*Excerpt*.
........

If you have a single line comment, another option is to use a # sign. Here is an example
of this:
<?php
#this is a single line comment
?>

 Multiline Comment
<?php
/* this is the
Multiline
Comment
*/
?>
In the above example we can see the multiline comment started with symbol /* and end
with symbol */.
So, the multiline comment starts with one line and can be expand to more than one line.

 Echo and print


 The two most basic constructs for printing to output are echo and print .
 Their language status is somewhat confusing, because they are basic constructs of the PHP
language, rather than being functions.
 As a result, they can be used either with parentheses or without them. (Function calls always
have the name of the function first, followed by a parenthesized list of the arguments to the
function.)

........

*Information supplied*.
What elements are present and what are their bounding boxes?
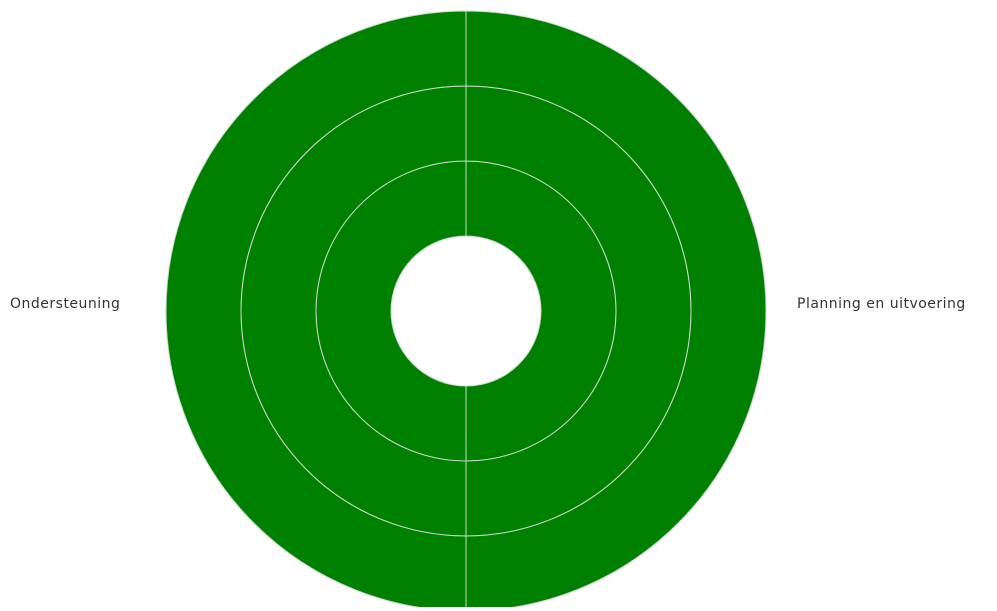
category-label-planning-en-uitvoering: Planning en uitvoering — [797, 296, 966, 312]
sunburst-segment-ring3-ondersteuning[interactable] — [165, 10, 467, 611]
category-label-ondersteuning: Ondersteuning — [10, 296, 121, 312]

........

*Complete the following*.
1: Answer these from the PHP excerpt, one line each:
(a) Which sign does it give for writing a single line comment?
(b) Which symbols start and end a multiline comment?
(c) What status of echo and print lets them be used either with or without parentheses?
2: Write out the stretch of the PHP excerpt from "So, the multiline" through "than being functions.", word for word.

*Task-by-task answers*.
1:
(a) The # sign.
(b) It starts with /* and ends with */.
(c) They are basic constructs of the PHP language rather than functions.

2:
So, the multiline comment starts with one line and can be expand to more than one line.

 Echo and print


 The two most basic constructs for printing to output are echo and print .
 Their language status is somewhat confusing, because they are basic constructs of the PHP
language, rather than being functions.